### Data listing
────────────────────────────────────────

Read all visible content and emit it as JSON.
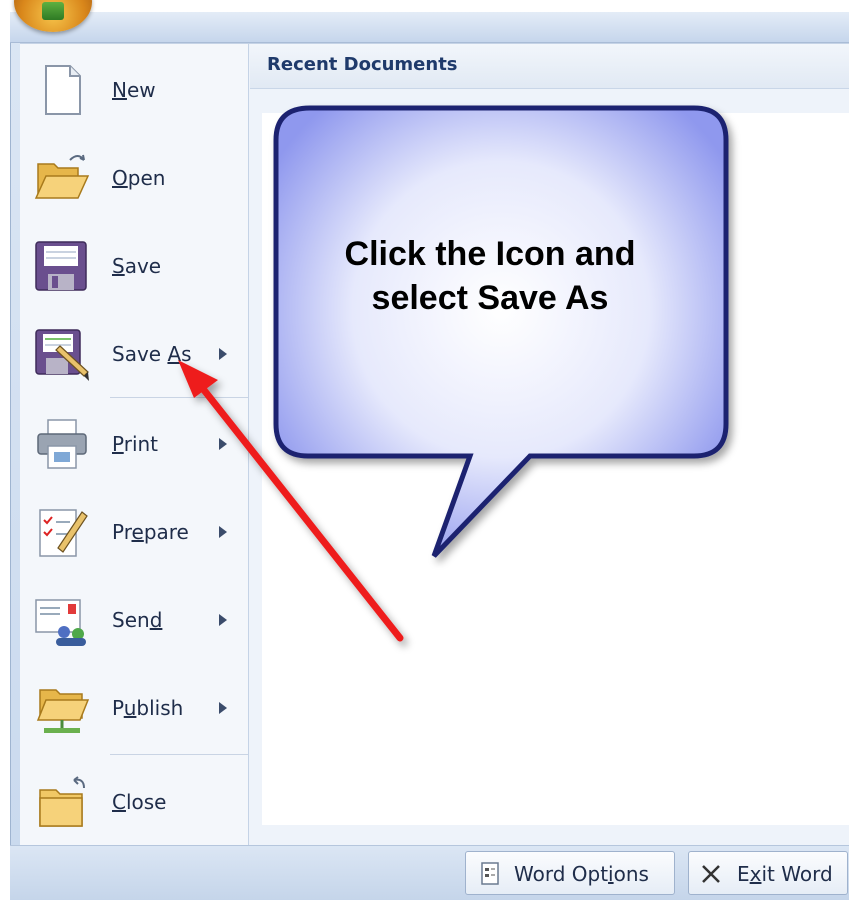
{
  "recent": {
    "title": "Recent Documents"
  },
  "menu": {
    "items": [
      {
        "label_pre": "",
        "label_ul": "N",
        "label_post": "ew",
        "has_submenu": false,
        "icon": "new-document-icon"
      },
      {
        "label_pre": "",
        "label_ul": "O",
        "label_post": "pen",
        "has_submenu": false,
        "icon": "open-folder-icon"
      },
      {
        "label_pre": "",
        "label_ul": "S",
        "label_post": "ave",
        "has_submenu": false,
        "icon": "floppy-disk-icon"
      },
      {
        "label_pre": "Save ",
        "label_ul": "A",
        "label_post": "s",
        "has_submenu": true,
        "icon": "save-as-icon"
      },
      {
        "label_pre": "",
        "label_ul": "P",
        "label_post": "rint",
        "has_submenu": true,
        "icon": "printer-icon"
      },
      {
        "label_pre": "Pr",
        "label_ul": "e",
        "label_post": "pare",
        "has_submenu": true,
        "icon": "prepare-icon"
      },
      {
        "label_pre": "Sen",
        "label_ul": "d",
        "label_post": "",
        "has_submenu": true,
        "icon": "send-icon"
      },
      {
        "label_pre": "P",
        "label_ul": "u",
        "label_post": "blish",
        "has_submenu": true,
        "icon": "publish-icon"
      },
      {
        "label_pre": "",
        "label_ul": "C",
        "label_post": "lose",
        "has_submenu": false,
        "icon": "close-folder-icon"
      }
    ]
  },
  "footer": {
    "options_pre": "Word Opt",
    "options_ul": "i",
    "options_post": "ons",
    "exit_pre": "E",
    "exit_ul": "x",
    "exit_post": "it Word"
  },
  "callout": {
    "line1": "Click the Icon and",
    "line2": "select Save As"
  },
  "colors": {
    "callout_fill": "#b9c0f4",
    "callout_border": "#1b2470",
    "arrow": "#ee1c1c"
  }
}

────────────────────────────────────────

### Directions for this task
Output a faithful copy of the data, with each picture left out.

### The result
Read all visible content and emit it as JSON.
{
  "recent": {
    "title": "Recent Documents"
  },
  "menu": {
    "items": [
      {
        "label_pre": "",
        "label_ul": "N",
        "label_post": "ew",
        "has_submenu": false,
        "icon": "new-document-icon"
      },
      {
        "label_pre": "",
        "label_ul": "O",
        "label_post": "pen",
        "has_submenu": false,
        "icon": "open-folder-icon"
      },
      {
        "label_pre": "",
        "label_ul": "S",
        "label_post": "ave",
        "has_submenu": false,
        "icon": "floppy-disk-icon"
      },
      {
        "label_pre": "Save ",
        "label_ul": "A",
        "label_post": "s",
        "has_submenu": true,
        "icon": "save-as-icon"
      },
      {
        "label_pre": "",
        "label_ul": "P",
        "label_post": "rint",
        "has_submenu": true,
        "icon": "printer-icon"
      },
      {
        "label_pre": "Pr",
        "label_ul": "e",
        "label_post": "pare",
        "has_submenu": true,
        "icon": "prepare-icon"
      },
      {
        "label_pre": "Sen",
        "label_ul": "d",
        "label_post": "",
        "has_submenu": true,
        "icon": "send-icon"
      },
      {
        "label_pre": "P",
        "label_ul": "u",
        "label_post": "blish",
        "has_submenu": true,
        "icon": "publish-icon"
      },
      {
        "label_pre": "",
        "label_ul": "C",
        "label_post": "lose",
        "has_submenu": false,
        "icon": "close-folder-icon"
      }
    ]
  },
  "footer": {
    "options_pre": "Word Opt",
    "options_ul": "i",
    "options_post": "ons",
    "exit_pre": "E",
    "exit_ul": "x",
    "exit_post": "it Word"
  },
  "callout": {
    "line1": "Click the Icon and",
    "line2": "select Save As"
  },
  "colors": {
    "callout_fill": "#b9c0f4",
    "callout_border": "#1b2470",
    "arrow": "#ee1c1c"
  }
}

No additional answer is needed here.